- BRANO FORNITO:
La protesta è partita questa volta da Kasserine, nel centro della Tunisia poco lontano da Sidi Bouzid, dopo che un ragazzo di 24 anni, Ridha Yahyaoui, che minacciava di suicidarsi perché il suo nome era stato cancellato da una lista di assunzioni, salendo su un palo della luce era rimasto folgorato. Una protesta per l’ennesimo sopruso si trasforma in un’ondata di rivolte che si sta estendendo a tutto il paese: Gafsa, Jendouba, Touzeur, Gabes, Medenine, fino a Tunisi.
Ovunque la polizia reprime, ma anche un poliziotto è rimasto ucciso negli scontri dei giorni scorsi. Tornano con forza le parole d’ordine di cinque anni fa: lavoro, libertà, dignità. Perché sebbene la transizione sia ancora in corso è troppo lenta e non sembra andare nella giusta direzione. Dopo cinque anni la delusione è molto forte, soprattutto nei giovani. «È tempo di agire. O niente potrà impedire lo scoppio di una seconda rivoluzione», ha detto il presidente Beji Caid Essebsi, il 17 dicembre, quinto anniversario dell’inizio della rivoluzione.

Sta per scoppiare una seconda rivoluzione? Le manifestazioni a Tunisi sono tornate a occupare gli spazi di quelle del 2011, soprattutto la centrale avenue Bourghiba, davanti al ministero dell’interno, simbolo della repressione ai tempi di Ben Ali. Ora la situazione è diversa e le rivendicazioni esprimono il grande disagio sociale. La richiesta principale riguarda il lavoro – sono 800.000 i disoccupati, il 36% diplomati e laureati – e «noi ci rifiutiamo di emigrare o di finire nella rete dei terroristi o del contrabbando», sostiene un esponente dell’Unione dei diplomati disoccupati (Ucd), citato dal quotidiano tunisino La Presse.
Precisazione non superflua essendo i tunisini – 5.500, secondo l’Onu – il contingente più numeroso di combattenti stranieri in Siria. La manifestazione di mercoledì a Tunisi è stata organizzata dall’Ucd e dall’Unione generale degli studenti (Uget, di sinistra), che prende di mira il governo. «Il primo ministro Habib Essib ha due scelte possibili. O trova una soluzione urgente ed efficace al problema della disoccupazione o se ne va».
Finora le manifestazioni non sono state indette da partiti e i partecipanti preferiscono mantenerli alla larga, anche se si temono infiltrazioni di militanti islamisti.

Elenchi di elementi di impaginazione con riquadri
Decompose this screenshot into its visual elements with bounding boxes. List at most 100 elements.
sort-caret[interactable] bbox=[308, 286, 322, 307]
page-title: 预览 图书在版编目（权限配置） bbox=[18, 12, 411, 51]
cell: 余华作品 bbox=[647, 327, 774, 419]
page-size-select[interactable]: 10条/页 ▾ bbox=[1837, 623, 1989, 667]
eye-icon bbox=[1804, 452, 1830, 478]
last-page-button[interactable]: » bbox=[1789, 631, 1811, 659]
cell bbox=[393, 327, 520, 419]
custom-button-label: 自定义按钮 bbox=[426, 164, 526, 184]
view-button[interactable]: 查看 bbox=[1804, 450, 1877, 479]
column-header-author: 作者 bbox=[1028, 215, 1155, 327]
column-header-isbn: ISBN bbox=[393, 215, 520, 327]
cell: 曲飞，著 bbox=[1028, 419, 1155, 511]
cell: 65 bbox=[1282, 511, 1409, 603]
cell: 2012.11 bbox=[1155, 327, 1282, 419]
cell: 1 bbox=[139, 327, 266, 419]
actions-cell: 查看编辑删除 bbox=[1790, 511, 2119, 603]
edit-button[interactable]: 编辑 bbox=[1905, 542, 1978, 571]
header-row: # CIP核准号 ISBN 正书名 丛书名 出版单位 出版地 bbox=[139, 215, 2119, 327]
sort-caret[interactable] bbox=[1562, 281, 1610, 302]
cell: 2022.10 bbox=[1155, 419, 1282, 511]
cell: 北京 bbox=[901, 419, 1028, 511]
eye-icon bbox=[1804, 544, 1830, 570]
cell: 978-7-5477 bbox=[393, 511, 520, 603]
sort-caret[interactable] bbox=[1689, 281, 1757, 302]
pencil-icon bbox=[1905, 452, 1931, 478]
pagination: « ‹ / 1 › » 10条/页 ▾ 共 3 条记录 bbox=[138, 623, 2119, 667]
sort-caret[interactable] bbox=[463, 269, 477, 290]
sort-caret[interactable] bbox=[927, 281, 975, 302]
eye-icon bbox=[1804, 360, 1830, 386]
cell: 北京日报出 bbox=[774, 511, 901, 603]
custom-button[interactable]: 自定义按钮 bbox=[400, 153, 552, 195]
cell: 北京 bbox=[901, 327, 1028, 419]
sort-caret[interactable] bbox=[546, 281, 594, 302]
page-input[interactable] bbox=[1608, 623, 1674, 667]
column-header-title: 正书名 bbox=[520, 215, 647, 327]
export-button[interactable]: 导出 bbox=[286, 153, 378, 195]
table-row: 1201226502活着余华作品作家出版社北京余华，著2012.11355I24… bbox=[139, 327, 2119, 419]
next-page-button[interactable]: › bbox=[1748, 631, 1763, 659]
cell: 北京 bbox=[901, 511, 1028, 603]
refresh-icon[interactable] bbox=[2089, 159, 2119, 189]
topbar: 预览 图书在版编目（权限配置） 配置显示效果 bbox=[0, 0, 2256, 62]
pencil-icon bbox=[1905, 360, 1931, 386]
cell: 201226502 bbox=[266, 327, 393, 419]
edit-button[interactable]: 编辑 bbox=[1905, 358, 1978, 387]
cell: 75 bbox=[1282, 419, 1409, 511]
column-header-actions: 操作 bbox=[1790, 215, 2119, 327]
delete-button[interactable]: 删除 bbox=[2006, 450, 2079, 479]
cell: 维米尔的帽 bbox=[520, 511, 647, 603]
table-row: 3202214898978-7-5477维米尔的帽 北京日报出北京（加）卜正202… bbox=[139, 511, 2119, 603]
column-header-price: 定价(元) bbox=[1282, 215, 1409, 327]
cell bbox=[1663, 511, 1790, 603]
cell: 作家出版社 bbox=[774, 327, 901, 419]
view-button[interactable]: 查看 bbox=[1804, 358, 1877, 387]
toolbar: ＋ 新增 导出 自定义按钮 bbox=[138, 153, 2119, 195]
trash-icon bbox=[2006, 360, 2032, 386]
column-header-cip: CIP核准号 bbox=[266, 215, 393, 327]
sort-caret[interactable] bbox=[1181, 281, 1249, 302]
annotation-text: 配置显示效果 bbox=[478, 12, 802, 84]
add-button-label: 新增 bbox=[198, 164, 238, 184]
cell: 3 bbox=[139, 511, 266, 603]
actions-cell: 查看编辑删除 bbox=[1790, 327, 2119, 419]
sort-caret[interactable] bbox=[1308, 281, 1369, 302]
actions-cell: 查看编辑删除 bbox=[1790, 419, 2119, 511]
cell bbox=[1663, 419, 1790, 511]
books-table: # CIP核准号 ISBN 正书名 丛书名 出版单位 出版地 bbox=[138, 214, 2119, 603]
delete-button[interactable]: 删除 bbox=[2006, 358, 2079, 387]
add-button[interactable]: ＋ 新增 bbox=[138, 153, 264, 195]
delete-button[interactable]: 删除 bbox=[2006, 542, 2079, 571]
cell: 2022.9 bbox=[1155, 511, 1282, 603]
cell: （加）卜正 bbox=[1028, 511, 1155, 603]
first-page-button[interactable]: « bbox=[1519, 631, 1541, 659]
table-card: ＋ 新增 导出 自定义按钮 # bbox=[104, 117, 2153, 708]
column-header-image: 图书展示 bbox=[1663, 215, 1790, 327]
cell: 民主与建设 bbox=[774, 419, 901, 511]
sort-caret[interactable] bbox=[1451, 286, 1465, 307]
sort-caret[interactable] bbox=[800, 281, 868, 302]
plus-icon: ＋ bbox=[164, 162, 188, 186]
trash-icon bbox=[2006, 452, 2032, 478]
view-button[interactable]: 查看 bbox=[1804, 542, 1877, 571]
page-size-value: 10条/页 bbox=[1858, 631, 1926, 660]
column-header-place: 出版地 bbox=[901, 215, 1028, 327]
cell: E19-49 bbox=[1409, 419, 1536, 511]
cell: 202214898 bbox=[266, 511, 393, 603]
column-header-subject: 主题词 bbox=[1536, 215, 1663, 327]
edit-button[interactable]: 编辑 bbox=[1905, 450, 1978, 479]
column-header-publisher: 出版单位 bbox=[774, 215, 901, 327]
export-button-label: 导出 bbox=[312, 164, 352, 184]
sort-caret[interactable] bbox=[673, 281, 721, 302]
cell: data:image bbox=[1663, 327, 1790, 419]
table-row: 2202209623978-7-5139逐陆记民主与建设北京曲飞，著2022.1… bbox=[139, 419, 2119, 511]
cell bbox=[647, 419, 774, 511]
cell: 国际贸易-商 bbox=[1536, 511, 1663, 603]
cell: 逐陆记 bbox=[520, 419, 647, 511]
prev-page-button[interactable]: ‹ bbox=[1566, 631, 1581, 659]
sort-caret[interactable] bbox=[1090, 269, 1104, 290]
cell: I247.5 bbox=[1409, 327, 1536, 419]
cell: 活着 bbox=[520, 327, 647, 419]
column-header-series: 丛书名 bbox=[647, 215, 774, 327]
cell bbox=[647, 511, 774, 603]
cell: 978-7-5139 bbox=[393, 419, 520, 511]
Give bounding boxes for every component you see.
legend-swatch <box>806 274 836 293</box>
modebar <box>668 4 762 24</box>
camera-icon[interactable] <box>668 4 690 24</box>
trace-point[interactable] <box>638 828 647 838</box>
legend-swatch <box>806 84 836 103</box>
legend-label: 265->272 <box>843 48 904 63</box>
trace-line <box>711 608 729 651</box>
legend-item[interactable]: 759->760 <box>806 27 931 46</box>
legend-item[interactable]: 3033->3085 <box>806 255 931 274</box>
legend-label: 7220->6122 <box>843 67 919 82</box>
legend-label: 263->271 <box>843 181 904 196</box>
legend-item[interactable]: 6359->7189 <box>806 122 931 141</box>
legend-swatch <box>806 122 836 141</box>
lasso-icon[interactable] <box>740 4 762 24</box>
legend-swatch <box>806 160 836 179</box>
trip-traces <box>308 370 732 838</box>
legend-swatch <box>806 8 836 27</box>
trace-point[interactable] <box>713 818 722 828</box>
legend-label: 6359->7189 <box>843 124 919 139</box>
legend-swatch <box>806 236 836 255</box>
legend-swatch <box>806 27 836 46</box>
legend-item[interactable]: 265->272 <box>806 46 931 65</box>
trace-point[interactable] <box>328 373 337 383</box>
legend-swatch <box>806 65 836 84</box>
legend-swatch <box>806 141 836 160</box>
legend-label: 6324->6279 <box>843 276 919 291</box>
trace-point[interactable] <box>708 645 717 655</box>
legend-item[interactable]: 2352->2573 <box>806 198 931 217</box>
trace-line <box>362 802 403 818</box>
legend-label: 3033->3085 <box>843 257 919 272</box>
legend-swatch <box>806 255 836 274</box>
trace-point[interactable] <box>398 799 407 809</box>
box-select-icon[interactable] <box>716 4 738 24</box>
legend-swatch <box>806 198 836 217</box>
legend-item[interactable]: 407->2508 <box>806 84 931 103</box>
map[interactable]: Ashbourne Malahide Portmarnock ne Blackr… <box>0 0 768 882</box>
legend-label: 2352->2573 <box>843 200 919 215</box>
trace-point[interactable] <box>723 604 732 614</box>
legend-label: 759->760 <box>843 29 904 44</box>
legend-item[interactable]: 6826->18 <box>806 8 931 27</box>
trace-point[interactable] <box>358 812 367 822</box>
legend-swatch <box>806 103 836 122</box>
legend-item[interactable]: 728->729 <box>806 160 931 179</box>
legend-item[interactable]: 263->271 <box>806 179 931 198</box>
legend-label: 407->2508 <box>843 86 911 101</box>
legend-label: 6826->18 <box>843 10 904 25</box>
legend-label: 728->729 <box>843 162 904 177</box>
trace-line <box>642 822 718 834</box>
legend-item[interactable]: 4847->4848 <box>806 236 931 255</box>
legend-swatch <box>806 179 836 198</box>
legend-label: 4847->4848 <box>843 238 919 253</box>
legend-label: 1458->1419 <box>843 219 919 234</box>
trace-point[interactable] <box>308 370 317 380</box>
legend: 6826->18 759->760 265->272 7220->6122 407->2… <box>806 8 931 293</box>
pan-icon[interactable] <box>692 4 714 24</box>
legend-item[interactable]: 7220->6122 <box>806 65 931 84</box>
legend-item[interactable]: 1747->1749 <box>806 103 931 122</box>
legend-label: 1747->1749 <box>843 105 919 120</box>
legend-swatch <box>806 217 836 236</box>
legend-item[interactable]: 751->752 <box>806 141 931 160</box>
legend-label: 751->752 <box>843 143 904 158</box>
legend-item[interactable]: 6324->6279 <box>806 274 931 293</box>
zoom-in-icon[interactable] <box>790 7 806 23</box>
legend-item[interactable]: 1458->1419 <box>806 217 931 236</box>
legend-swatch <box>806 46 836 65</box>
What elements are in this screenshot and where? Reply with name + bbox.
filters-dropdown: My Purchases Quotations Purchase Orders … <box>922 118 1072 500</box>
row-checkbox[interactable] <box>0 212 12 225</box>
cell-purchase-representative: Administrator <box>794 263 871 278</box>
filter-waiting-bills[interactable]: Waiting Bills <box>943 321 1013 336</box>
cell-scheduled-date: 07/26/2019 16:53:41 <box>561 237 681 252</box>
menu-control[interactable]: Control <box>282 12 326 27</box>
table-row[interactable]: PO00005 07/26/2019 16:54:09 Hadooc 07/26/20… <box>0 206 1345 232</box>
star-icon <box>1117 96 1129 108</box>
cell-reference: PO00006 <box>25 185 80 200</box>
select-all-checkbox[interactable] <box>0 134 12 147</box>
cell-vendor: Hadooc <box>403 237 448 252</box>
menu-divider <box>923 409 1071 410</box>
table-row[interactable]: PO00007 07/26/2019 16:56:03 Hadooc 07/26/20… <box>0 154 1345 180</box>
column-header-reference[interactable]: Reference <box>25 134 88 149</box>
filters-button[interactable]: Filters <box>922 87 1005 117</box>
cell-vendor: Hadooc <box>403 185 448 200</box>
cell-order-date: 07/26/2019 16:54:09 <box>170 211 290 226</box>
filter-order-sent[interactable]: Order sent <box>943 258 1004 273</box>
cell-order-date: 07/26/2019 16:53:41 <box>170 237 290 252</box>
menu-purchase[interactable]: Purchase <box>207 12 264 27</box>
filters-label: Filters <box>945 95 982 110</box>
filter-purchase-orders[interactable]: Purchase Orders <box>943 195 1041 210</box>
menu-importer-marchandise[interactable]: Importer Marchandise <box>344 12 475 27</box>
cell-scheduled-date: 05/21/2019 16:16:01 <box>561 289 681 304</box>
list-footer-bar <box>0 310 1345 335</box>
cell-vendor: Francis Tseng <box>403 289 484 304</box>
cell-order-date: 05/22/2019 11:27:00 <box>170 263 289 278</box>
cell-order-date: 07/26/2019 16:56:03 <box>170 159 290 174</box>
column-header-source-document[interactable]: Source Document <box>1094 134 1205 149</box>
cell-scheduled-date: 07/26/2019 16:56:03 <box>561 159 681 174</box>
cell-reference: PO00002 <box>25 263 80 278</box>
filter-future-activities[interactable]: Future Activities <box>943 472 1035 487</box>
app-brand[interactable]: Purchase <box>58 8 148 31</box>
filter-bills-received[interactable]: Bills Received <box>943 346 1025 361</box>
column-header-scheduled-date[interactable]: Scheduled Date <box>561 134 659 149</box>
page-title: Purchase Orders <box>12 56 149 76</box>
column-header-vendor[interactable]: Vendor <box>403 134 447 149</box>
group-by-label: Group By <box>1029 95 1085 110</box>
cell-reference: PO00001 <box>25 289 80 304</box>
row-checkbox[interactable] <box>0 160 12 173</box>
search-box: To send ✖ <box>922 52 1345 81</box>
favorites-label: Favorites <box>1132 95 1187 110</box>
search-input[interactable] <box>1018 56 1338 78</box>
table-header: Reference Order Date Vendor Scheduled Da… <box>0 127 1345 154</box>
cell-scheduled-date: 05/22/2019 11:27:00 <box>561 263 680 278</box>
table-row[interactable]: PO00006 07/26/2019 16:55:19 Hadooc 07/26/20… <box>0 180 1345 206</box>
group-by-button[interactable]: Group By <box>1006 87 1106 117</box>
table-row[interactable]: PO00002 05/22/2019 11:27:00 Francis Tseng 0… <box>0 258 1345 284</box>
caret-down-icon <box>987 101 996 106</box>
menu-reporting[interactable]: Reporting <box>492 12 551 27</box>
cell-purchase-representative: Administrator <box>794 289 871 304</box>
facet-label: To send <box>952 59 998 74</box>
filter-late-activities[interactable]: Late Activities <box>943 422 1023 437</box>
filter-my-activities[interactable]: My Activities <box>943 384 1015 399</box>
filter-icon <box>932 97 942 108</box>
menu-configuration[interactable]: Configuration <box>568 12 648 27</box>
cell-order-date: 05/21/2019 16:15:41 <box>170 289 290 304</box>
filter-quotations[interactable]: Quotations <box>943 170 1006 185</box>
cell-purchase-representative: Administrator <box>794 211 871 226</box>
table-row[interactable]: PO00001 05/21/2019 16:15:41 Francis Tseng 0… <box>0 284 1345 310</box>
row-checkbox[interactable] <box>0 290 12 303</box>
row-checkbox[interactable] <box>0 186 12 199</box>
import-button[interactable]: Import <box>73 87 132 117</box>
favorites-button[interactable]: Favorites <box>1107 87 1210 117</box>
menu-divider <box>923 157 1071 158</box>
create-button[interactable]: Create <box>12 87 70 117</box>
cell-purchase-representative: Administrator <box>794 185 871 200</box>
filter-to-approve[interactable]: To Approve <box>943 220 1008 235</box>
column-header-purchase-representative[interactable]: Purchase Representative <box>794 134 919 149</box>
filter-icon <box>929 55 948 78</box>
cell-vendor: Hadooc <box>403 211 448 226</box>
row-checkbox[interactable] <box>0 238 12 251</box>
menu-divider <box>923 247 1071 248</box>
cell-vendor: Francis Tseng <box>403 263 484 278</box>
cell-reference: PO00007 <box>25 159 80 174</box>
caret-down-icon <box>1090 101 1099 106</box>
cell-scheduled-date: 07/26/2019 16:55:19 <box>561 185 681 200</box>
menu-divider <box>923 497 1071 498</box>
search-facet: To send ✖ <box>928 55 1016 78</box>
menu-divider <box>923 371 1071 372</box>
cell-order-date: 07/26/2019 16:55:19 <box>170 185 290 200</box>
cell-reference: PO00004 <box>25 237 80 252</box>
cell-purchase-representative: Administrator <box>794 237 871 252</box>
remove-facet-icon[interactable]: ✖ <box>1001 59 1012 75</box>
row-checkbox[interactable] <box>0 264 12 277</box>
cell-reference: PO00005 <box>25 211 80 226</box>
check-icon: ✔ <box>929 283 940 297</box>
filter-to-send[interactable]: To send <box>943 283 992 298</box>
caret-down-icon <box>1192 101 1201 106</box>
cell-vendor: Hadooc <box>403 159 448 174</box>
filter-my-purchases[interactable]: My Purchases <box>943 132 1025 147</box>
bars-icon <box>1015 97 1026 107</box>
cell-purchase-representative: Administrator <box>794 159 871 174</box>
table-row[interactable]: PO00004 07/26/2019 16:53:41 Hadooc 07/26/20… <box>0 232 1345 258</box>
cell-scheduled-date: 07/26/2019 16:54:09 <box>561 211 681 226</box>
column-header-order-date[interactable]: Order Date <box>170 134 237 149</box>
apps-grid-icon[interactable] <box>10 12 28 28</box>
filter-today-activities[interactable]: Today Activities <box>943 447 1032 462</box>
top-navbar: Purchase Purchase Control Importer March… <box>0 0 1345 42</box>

- OBIETTIVI:
A - Rispondi a queste domande sul brano:
(i) Quanti anni aveva Ridha Yahyaoui?
(ii) Quanti sono i disoccupati secondo il brano?
(iii) Chi ha organizzato la manifestazione di mercoledì a Tunisi?
B - Per favore, trascrivi parola per parola la parte del brano che comincia con "La protesta è" e termina con "fino a Tunisi.".
C - Traduci in inglese questa frase del brano: "Ovunque la polizia reprime, ma anche un poliziotto è rimasto ucciso negli scontri dei giorni scorsi."
Le righe non servono.

- RISPOSTE:
A -
(i) 24 anni.
(ii) 800.000.
(iii) L'Unione dei diplomati disoccupati (Ucd) e l'Unione generale degli studenti (Uget).

B -
La protesta è partita questa volta da Kasserine, nel centro della Tunisia poco lontano da Sidi Bouzid, dopo che un ragazzo di 24 anni, Ridha Yahyaoui, che minacciava di suicidarsi perché il suo nome era stato cancellato da una lista di assunzioni, salendo su un palo della luce era rimasto folgorato. Una protesta per l’ennesimo sopruso si trasforma in un’ondata di rivolte che si sta estendendo a tutto il paese: Gafsa, Jendouba, Touzeur, Gabes, Medenine, fino a Tunisi.

C - Everywhere the police are cracking down, but a police officer was also killed in the clashes of recent days.